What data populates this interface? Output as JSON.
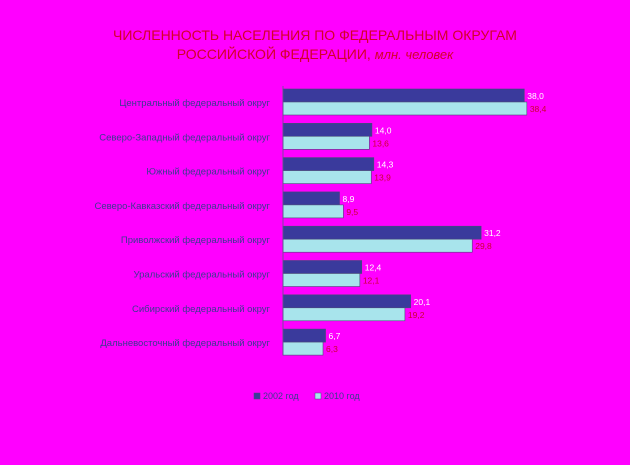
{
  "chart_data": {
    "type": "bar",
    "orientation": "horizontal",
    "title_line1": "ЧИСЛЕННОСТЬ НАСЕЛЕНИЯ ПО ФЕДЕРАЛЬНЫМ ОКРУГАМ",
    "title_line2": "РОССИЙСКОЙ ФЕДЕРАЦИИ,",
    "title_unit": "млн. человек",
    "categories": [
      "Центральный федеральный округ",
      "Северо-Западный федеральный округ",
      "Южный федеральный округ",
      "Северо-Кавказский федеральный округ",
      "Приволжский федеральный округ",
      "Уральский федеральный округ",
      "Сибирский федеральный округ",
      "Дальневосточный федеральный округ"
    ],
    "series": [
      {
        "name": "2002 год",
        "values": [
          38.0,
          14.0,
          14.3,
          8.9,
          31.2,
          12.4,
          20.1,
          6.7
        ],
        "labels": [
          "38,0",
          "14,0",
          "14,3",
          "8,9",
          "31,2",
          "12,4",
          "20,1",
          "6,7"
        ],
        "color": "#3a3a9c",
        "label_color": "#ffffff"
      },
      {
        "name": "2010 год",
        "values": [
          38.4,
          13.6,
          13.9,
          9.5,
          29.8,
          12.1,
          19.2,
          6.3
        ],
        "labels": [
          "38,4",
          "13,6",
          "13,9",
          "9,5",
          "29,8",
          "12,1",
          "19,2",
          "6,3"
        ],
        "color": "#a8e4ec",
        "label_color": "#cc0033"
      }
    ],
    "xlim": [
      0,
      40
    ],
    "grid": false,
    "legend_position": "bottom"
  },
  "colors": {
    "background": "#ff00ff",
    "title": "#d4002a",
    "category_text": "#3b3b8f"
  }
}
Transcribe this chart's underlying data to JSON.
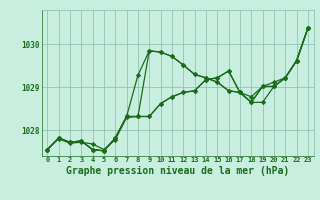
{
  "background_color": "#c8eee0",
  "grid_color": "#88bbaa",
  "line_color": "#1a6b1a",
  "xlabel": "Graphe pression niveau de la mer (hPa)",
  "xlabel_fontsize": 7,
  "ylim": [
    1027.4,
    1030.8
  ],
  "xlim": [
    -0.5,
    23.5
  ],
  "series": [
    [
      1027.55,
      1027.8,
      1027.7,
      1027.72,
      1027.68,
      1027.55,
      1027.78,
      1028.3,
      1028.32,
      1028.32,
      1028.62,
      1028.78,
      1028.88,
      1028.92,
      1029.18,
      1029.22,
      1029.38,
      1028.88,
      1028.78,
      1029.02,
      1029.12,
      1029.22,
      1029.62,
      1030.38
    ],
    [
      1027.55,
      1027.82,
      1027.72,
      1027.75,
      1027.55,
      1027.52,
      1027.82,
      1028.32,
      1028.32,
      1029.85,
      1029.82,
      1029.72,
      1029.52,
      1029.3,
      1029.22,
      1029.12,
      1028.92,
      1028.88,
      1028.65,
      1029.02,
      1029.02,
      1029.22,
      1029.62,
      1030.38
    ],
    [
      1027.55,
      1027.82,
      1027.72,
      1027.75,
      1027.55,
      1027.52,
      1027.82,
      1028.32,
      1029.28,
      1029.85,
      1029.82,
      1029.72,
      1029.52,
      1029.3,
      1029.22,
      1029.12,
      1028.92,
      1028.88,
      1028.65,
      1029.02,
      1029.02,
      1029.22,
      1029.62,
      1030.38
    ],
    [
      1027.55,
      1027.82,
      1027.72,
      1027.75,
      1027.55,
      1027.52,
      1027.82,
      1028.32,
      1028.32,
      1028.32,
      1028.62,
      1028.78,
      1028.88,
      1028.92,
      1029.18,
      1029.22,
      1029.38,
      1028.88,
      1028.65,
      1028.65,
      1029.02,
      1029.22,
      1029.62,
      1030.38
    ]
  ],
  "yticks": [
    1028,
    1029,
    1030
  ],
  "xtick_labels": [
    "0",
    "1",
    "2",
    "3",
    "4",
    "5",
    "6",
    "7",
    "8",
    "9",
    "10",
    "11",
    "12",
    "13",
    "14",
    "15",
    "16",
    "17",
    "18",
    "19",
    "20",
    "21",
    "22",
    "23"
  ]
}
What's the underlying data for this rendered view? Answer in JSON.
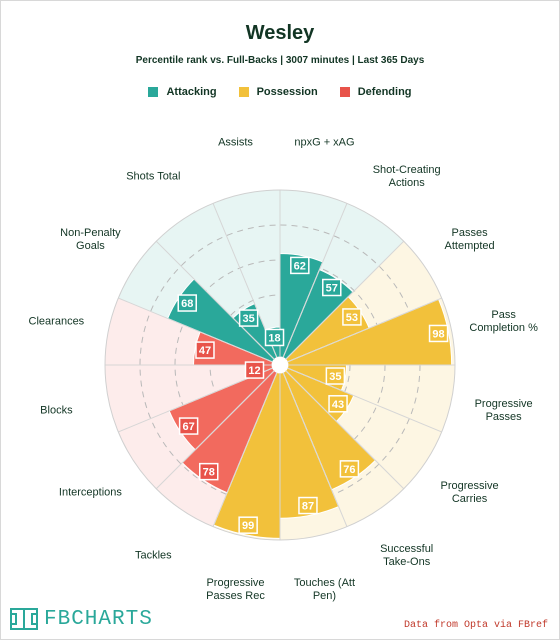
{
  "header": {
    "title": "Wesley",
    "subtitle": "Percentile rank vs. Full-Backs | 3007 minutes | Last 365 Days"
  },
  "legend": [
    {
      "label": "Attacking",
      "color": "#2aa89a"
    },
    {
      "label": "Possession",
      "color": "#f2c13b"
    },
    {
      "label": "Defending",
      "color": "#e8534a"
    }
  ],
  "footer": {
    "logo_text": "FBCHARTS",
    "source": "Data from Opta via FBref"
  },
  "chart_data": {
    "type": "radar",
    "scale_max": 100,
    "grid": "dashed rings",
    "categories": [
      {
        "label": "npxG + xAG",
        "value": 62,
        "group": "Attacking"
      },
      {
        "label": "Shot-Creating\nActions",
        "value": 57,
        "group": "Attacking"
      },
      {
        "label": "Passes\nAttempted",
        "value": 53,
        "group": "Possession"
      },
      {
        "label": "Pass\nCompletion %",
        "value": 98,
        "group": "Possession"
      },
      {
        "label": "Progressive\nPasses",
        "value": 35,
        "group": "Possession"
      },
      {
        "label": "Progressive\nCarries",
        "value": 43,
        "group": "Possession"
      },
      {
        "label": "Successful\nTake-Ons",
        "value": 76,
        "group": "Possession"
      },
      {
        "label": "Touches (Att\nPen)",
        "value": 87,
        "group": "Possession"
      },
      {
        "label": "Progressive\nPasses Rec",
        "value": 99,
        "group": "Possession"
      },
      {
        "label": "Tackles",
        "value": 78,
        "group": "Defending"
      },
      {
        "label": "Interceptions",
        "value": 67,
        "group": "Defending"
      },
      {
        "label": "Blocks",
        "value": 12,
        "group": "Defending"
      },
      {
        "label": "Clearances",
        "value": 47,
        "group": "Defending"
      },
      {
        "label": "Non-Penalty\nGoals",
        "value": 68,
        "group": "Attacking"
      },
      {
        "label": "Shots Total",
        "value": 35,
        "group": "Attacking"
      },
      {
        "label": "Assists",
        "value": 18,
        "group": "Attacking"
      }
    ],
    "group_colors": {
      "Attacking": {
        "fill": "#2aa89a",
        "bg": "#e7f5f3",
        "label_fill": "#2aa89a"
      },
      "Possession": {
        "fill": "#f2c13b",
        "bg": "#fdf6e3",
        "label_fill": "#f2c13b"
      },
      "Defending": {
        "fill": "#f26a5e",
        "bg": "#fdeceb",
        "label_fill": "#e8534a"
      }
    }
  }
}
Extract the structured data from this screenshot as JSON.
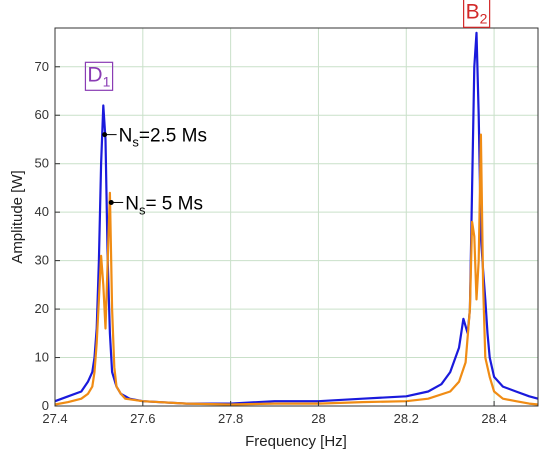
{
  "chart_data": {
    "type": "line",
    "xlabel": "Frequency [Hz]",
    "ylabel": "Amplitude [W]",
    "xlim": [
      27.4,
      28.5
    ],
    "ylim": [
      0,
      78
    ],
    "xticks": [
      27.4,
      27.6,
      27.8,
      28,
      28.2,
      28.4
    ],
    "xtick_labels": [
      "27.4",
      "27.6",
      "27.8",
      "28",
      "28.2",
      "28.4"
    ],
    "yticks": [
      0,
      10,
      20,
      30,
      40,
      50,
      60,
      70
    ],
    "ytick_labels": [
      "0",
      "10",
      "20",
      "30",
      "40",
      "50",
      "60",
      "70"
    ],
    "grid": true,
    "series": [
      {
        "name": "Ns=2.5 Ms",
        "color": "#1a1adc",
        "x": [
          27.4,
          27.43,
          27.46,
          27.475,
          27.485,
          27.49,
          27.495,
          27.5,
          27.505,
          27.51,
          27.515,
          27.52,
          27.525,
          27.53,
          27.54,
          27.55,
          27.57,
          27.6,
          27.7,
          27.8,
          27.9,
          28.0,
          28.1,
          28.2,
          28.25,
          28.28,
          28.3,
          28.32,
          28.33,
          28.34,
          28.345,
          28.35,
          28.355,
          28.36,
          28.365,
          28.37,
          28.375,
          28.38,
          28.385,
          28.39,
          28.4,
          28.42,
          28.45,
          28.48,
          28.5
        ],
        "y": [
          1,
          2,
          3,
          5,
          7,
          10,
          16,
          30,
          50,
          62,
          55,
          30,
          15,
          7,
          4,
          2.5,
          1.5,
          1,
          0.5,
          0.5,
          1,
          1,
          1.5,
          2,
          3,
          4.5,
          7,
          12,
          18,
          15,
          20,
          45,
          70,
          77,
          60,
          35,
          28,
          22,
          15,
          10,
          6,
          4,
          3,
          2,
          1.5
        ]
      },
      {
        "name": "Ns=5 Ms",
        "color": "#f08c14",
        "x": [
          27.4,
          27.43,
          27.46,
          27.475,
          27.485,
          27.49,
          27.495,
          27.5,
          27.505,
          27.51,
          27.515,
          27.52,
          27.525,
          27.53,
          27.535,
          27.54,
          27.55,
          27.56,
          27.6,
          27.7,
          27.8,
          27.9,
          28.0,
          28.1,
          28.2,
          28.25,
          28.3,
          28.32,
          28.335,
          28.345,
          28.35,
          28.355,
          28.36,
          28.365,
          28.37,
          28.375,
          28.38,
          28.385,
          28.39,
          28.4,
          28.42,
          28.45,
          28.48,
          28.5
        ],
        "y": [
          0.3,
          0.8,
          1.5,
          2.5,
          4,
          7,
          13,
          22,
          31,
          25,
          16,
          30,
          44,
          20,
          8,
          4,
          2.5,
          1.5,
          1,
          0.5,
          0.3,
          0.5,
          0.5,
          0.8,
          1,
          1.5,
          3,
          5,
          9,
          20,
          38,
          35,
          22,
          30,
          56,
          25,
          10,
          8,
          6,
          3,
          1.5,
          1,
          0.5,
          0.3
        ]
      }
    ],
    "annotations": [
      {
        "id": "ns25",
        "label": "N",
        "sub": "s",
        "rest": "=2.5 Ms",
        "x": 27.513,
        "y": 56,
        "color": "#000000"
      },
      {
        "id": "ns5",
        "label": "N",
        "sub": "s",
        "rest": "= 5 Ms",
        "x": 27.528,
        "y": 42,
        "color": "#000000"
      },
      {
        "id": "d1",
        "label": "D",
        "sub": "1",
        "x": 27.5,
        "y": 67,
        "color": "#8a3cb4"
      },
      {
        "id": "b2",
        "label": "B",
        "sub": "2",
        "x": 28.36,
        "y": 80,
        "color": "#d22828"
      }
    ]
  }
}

• [THE PROBLEM]
Gather up the lines that contain the word "What".

• [RESPONSE FOR THIS EXERCISE]
What data populates this interface? Output as JSON.
What's the underlying data for this rendered view? Answer in JSON.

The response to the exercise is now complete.